- _DO THIS_
Transcribe all of the material exactly. Any picture in it should be left out.

- _EXERCISE DATA_
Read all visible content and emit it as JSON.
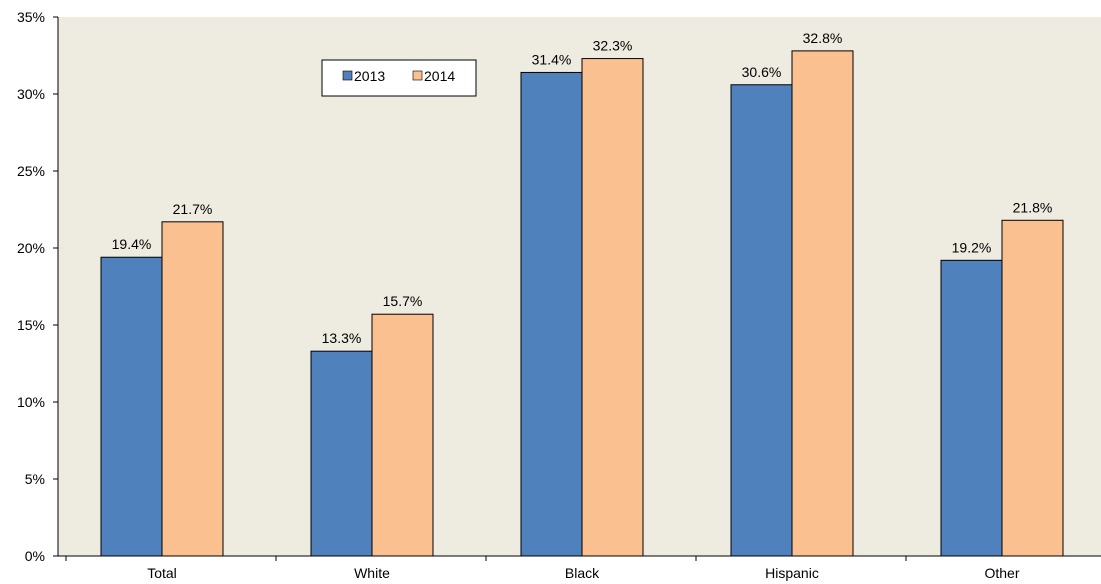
{
  "chart_data": {
    "type": "bar",
    "title": "",
    "xlabel": "",
    "ylabel": "",
    "categories": [
      "Total",
      "White",
      "Black",
      "Hispanic",
      "Other"
    ],
    "series": [
      {
        "name": "2013",
        "values": [
          19.4,
          13.3,
          31.4,
          30.6,
          19.2
        ],
        "labels": [
          "19.4%",
          "13.3%",
          "31.4%",
          "30.6%",
          "19.2%"
        ],
        "color": "#4F81BD"
      },
      {
        "name": "2014",
        "values": [
          21.7,
          15.7,
          32.3,
          32.8,
          21.8
        ],
        "labels": [
          "21.7%",
          "15.7%",
          "32.3%",
          "32.8%",
          "21.8%"
        ],
        "color": "#FAC090"
      }
    ],
    "ylim": [
      0,
      35
    ],
    "yticks": [
      0,
      5,
      10,
      15,
      20,
      25,
      30,
      35
    ],
    "ytick_labels": [
      "0%",
      "5%",
      "10%",
      "15%",
      "20%",
      "25%",
      "30%",
      "35%"
    ],
    "grid": false,
    "legend_position": "top-left",
    "plot_background": "#EEEBE1"
  }
}
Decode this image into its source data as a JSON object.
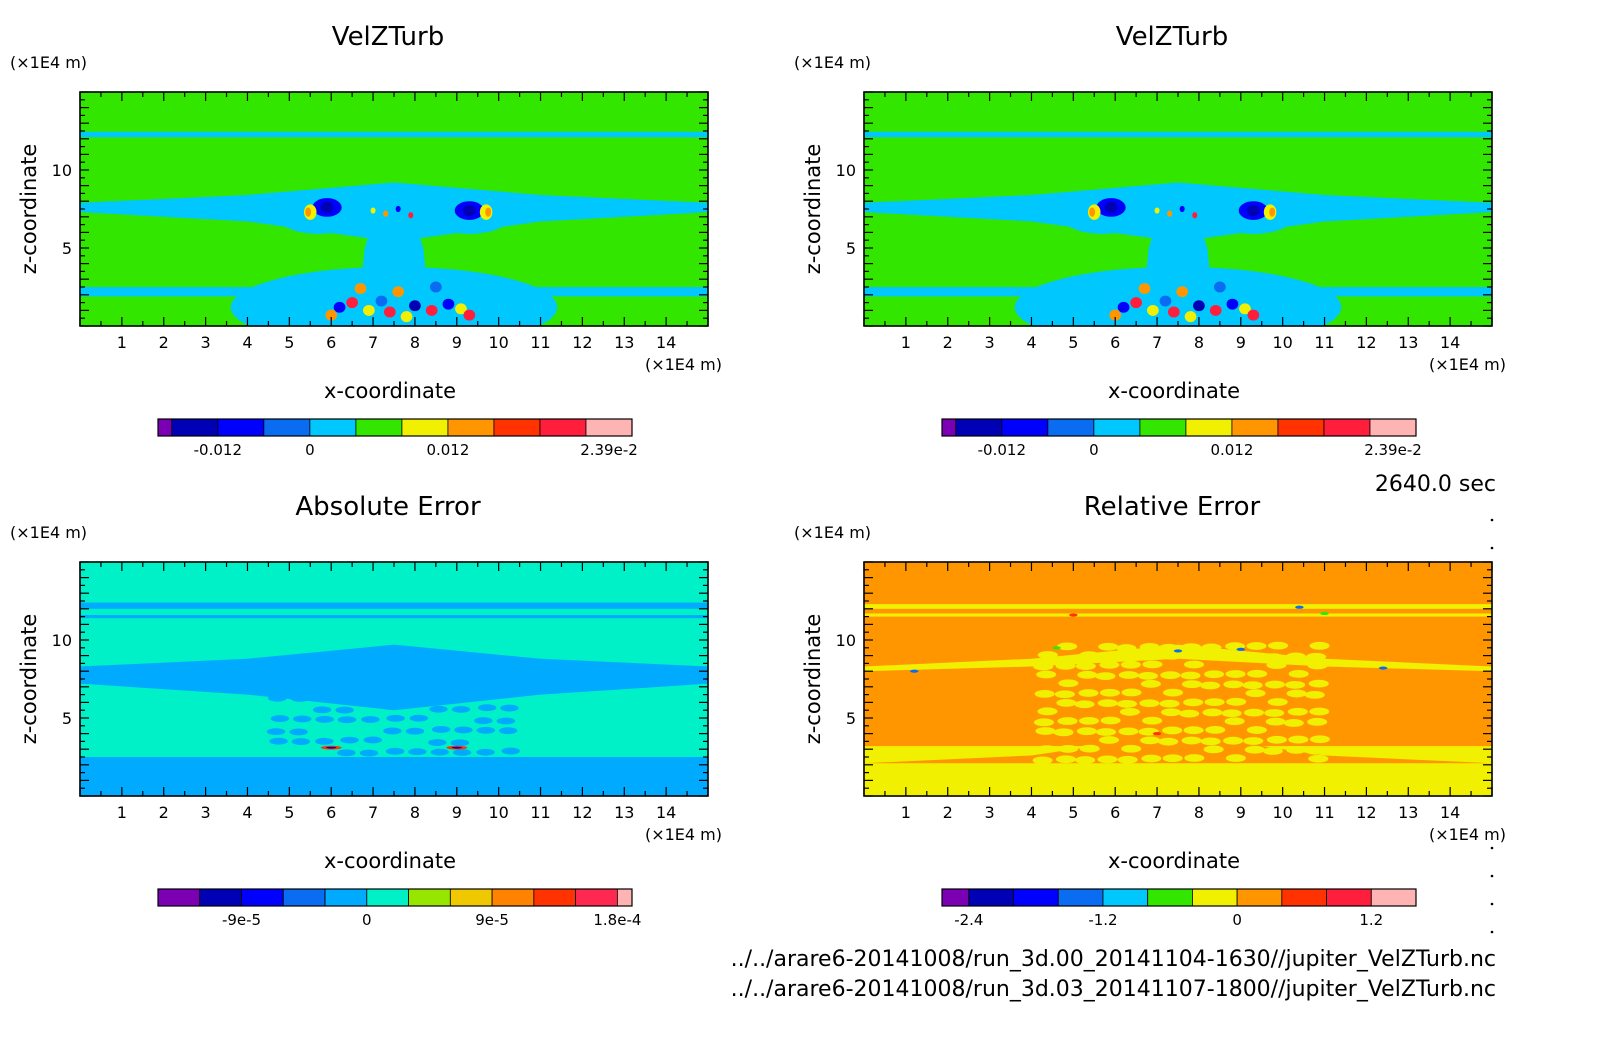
{
  "chart_data": [
    {
      "type": "heatmap",
      "title": "VelZTurb",
      "xlabel": "x-coordinate",
      "ylabel": "z-coordinate",
      "x_unit": "(×1E4 m)",
      "y_unit": "(×1E4 m)",
      "xlim": [
        0,
        15
      ],
      "ylim": [
        0,
        15
      ],
      "xticks": [
        "1",
        "2",
        "3",
        "4",
        "5",
        "6",
        "7",
        "8",
        "9",
        "10",
        "11",
        "12",
        "13",
        "14"
      ],
      "yticks": [
        "5",
        "10"
      ],
      "field": "plume",
      "colorbar": {
        "colors": [
          "#7b00b4",
          "#0000b4",
          "#0000ff",
          "#0a6cf0",
          "#00c8ff",
          "#32e600",
          "#f0f000",
          "#ff9600",
          "#ff3200",
          "#ff1e3c",
          "#ffb4b4"
        ],
        "widths": [
          0.3,
          1,
          1,
          1,
          1,
          1,
          1,
          1,
          1,
          1,
          1
        ],
        "labels": [
          {
            "text": "-0.012",
            "index": 2
          },
          {
            "text": "0",
            "index": 4
          },
          {
            "text": "0.012",
            "index": 7
          },
          {
            "text": "2.39e-2",
            "index": 10.5
          }
        ]
      }
    },
    {
      "type": "heatmap",
      "title": "VelZTurb",
      "xlabel": "x-coordinate",
      "ylabel": "z-coordinate",
      "x_unit": "(×1E4 m)",
      "y_unit": "(×1E4 m)",
      "xlim": [
        0,
        15
      ],
      "ylim": [
        0,
        15
      ],
      "xticks": [
        "1",
        "2",
        "3",
        "4",
        "5",
        "6",
        "7",
        "8",
        "9",
        "10",
        "11",
        "12",
        "13",
        "14"
      ],
      "yticks": [
        "5",
        "10"
      ],
      "field": "plume",
      "colorbar": {
        "colors": [
          "#7b00b4",
          "#0000b4",
          "#0000ff",
          "#0a6cf0",
          "#00c8ff",
          "#32e600",
          "#f0f000",
          "#ff9600",
          "#ff3200",
          "#ff1e3c",
          "#ffb4b4"
        ],
        "widths": [
          0.3,
          1,
          1,
          1,
          1,
          1,
          1,
          1,
          1,
          1,
          1
        ],
        "labels": [
          {
            "text": "-0.012",
            "index": 2
          },
          {
            "text": "0",
            "index": 4
          },
          {
            "text": "0.012",
            "index": 7
          },
          {
            "text": "2.39e-2",
            "index": 10.5
          }
        ]
      }
    },
    {
      "type": "heatmap",
      "title": "Absolute Error",
      "xlabel": "x-coordinate",
      "ylabel": "z-coordinate",
      "x_unit": "(×1E4 m)",
      "y_unit": "(×1E4 m)",
      "xlim": [
        0,
        15
      ],
      "ylim": [
        0,
        15
      ],
      "xticks": [
        "1",
        "2",
        "3",
        "4",
        "5",
        "6",
        "7",
        "8",
        "9",
        "10",
        "11",
        "12",
        "13",
        "14"
      ],
      "yticks": [
        "5",
        "10"
      ],
      "field": "abserr",
      "colorbar": {
        "colors": [
          "#7b00b4",
          "#0000b4",
          "#0000ff",
          "#0a6cf0",
          "#00aaff",
          "#00f0c8",
          "#96e600",
          "#f0c800",
          "#ff8200",
          "#ff3200",
          "#ff2850",
          "#ffb4b4"
        ],
        "widths": [
          1,
          1,
          1,
          1,
          1,
          1,
          1,
          1,
          1,
          1,
          1,
          0.35
        ],
        "labels": [
          {
            "text": "-9e-5",
            "index": 2
          },
          {
            "text": "0",
            "index": 5
          },
          {
            "text": "9e-5",
            "index": 8
          },
          {
            "text": "1.8e-4",
            "index": 11
          }
        ]
      }
    },
    {
      "type": "heatmap",
      "title": "Relative Error",
      "xlabel": "x-coordinate",
      "ylabel": "z-coordinate",
      "x_unit": "(×1E4 m)",
      "y_unit": "(×1E4 m)",
      "xlim": [
        0,
        15
      ],
      "ylim": [
        0,
        15
      ],
      "xticks": [
        "1",
        "2",
        "3",
        "4",
        "5",
        "6",
        "7",
        "8",
        "9",
        "10",
        "11",
        "12",
        "13",
        "14"
      ],
      "yticks": [
        "5",
        "10"
      ],
      "field": "relerr",
      "colorbar": {
        "colors": [
          "#7b00b4",
          "#0000b4",
          "#0000ff",
          "#0a6cf0",
          "#00c8ff",
          "#32e600",
          "#f0f000",
          "#ff9600",
          "#ff3200",
          "#ff1e3c",
          "#ffb4b4"
        ],
        "widths": [
          0.6,
          1,
          1,
          1,
          1,
          1,
          1,
          1,
          1,
          1,
          1
        ],
        "labels": [
          {
            "text": "-2.4",
            "index": 1
          },
          {
            "text": "-1.2",
            "index": 4
          },
          {
            "text": "0",
            "index": 7
          },
          {
            "text": "1.2",
            "index": 10
          }
        ]
      }
    }
  ],
  "time_label": "2640.0 sec",
  "file_paths": [
    "../../arare6-20141008/run_3d.00_20141104-1630//jupiter_VelZTurb.nc",
    "../../arare6-20141008/run_3d.03_20141107-1800//jupiter_VelZTurb.nc"
  ]
}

- _SOLUTION TO THE EXERCISE_
Read all visible content and emit it as JSON.
{
  "chart_data": {
    "type": "bar",
    "title": "",
    "xlabel": "",
    "ylabel": "",
    "categories": [
      "Total",
      "White",
      "Black",
      "Hispanic",
      "Other"
    ],
    "series": [
      {
        "name": "2013",
        "values": [
          19.4,
          13.3,
          31.4,
          30.6,
          19.2
        ],
        "labels": [
          "19.4%",
          "13.3%",
          "31.4%",
          "30.6%",
          "19.2%"
        ],
        "color": "#4F81BD"
      },
      {
        "name": "2014",
        "values": [
          21.7,
          15.7,
          32.3,
          32.8,
          21.8
        ],
        "labels": [
          "21.7%",
          "15.7%",
          "32.3%",
          "32.8%",
          "21.8%"
        ],
        "color": "#FAC090"
      }
    ],
    "ylim": [
      0,
      35
    ],
    "yticks": [
      0,
      5,
      10,
      15,
      20,
      25,
      30,
      35
    ],
    "ytick_labels": [
      "0%",
      "5%",
      "10%",
      "15%",
      "20%",
      "25%",
      "30%",
      "35%"
    ],
    "grid": false,
    "legend_position": "top-left",
    "plot_background": "#EEEBE1"
  }
}
Decode this image into its source data as a JSON object.
{
  "chart_data": [
    {
      "type": "heatmap",
      "title": "VelZTurb",
      "xlabel": "x-coordinate",
      "ylabel": "z-coordinate",
      "x_unit": "(×1E4 m)",
      "y_unit": "(×1E4 m)",
      "xlim": [
        0,
        15
      ],
      "ylim": [
        0,
        15
      ],
      "xticks": [
        "1",
        "2",
        "3",
        "4",
        "5",
        "6",
        "7",
        "8",
        "9",
        "10",
        "11",
        "12",
        "13",
        "14"
      ],
      "yticks": [
        "5",
        "10"
      ],
      "field": "plume",
      "colorbar": {
        "colors": [
          "#7b00b4",
          "#0000b4",
          "#0000ff",
          "#0a6cf0",
          "#00c8ff",
          "#32e600",
          "#f0f000",
          "#ff9600",
          "#ff3200",
          "#ff1e3c",
          "#ffb4b4"
        ],
        "widths": [
          0.3,
          1,
          1,
          1,
          1,
          1,
          1,
          1,
          1,
          1,
          1
        ],
        "labels": [
          {
            "text": "-0.012",
            "index": 2
          },
          {
            "text": "0",
            "index": 4
          },
          {
            "text": "0.012",
            "index": 7
          },
          {
            "text": "2.39e-2",
            "index": 10.5
          }
        ]
      }
    },
    {
      "type": "heatmap",
      "title": "VelZTurb",
      "xlabel": "x-coordinate",
      "ylabel": "z-coordinate",
      "x_unit": "(×1E4 m)",
      "y_unit": "(×1E4 m)",
      "xlim": [
        0,
        15
      ],
      "ylim": [
        0,
        15
      ],
      "xticks": [
        "1",
        "2",
        "3",
        "4",
        "5",
        "6",
        "7",
        "8",
        "9",
        "10",
        "11",
        "12",
        "13",
        "14"
      ],
      "yticks": [
        "5",
        "10"
      ],
      "field": "plume",
      "colorbar": {
        "colors": [
          "#7b00b4",
          "#0000b4",
          "#0000ff",
          "#0a6cf0",
          "#00c8ff",
          "#32e600",
          "#f0f000",
          "#ff9600",
          "#ff3200",
          "#ff1e3c",
          "#ffb4b4"
        ],
        "widths": [
          0.3,
          1,
          1,
          1,
          1,
          1,
          1,
          1,
          1,
          1,
          1
        ],
        "labels": [
          {
            "text": "-0.012",
            "index": 2
          },
          {
            "text": "0",
            "index": 4
          },
          {
            "text": "0.012",
            "index": 7
          },
          {
            "text": "2.39e-2",
            "index": 10.5
          }
        ]
      }
    },
    {
      "type": "heatmap",
      "title": "Absolute Error",
      "xlabel": "x-coordinate",
      "ylabel": "z-coordinate",
      "x_unit": "(×1E4 m)",
      "y_unit": "(×1E4 m)",
      "xlim": [
        0,
        15
      ],
      "ylim": [
        0,
        15
      ],
      "xticks": [
        "1",
        "2",
        "3",
        "4",
        "5",
        "6",
        "7",
        "8",
        "9",
        "10",
        "11",
        "12",
        "13",
        "14"
      ],
      "yticks": [
        "5",
        "10"
      ],
      "field": "abserr",
      "colorbar": {
        "colors": [
          "#7b00b4",
          "#0000b4",
          "#0000ff",
          "#0a6cf0",
          "#00aaff",
          "#00f0c8",
          "#96e600",
          "#f0c800",
          "#ff8200",
          "#ff3200",
          "#ff2850",
          "#ffb4b4"
        ],
        "widths": [
          1,
          1,
          1,
          1,
          1,
          1,
          1,
          1,
          1,
          1,
          1,
          0.35
        ],
        "labels": [
          {
            "text": "-9e-5",
            "index": 2
          },
          {
            "text": "0",
            "index": 5
          },
          {
            "text": "9e-5",
            "index": 8
          },
          {
            "text": "1.8e-4",
            "index": 11
          }
        ]
      }
    },
    {
      "type": "heatmap",
      "title": "Relative Error",
      "xlabel": "x-coordinate",
      "ylabel": "z-coordinate",
      "x_unit": "(×1E4 m)",
      "y_unit": "(×1E4 m)",
      "xlim": [
        0,
        15
      ],
      "ylim": [
        0,
        15
      ],
      "xticks": [
        "1",
        "2",
        "3",
        "4",
        "5",
        "6",
        "7",
        "8",
        "9",
        "10",
        "11",
        "12",
        "13",
        "14"
      ],
      "yticks": [
        "5",
        "10"
      ],
      "field": "relerr",
      "colorbar": {
        "colors": [
          "#7b00b4",
          "#0000b4",
          "#0000ff",
          "#0a6cf0",
          "#00c8ff",
          "#32e600",
          "#f0f000",
          "#ff9600",
          "#ff3200",
          "#ff1e3c",
          "#ffb4b4"
        ],
        "widths": [
          0.6,
          1,
          1,
          1,
          1,
          1,
          1,
          1,
          1,
          1,
          1
        ],
        "labels": [
          {
            "text": "-2.4",
            "index": 1
          },
          {
            "text": "-1.2",
            "index": 4
          },
          {
            "text": "0",
            "index": 7
          },
          {
            "text": "1.2",
            "index": 10
          }
        ]
      }
    }
  ],
  "time_label": "2640.0 sec",
  "file_paths": [
    "../../arare6-20141008/run_3d.00_20141104-1630//jupiter_VelZTurb.nc",
    "../../arare6-20141008/run_3d.03_20141107-1800//jupiter_VelZTurb.nc"
  ]
}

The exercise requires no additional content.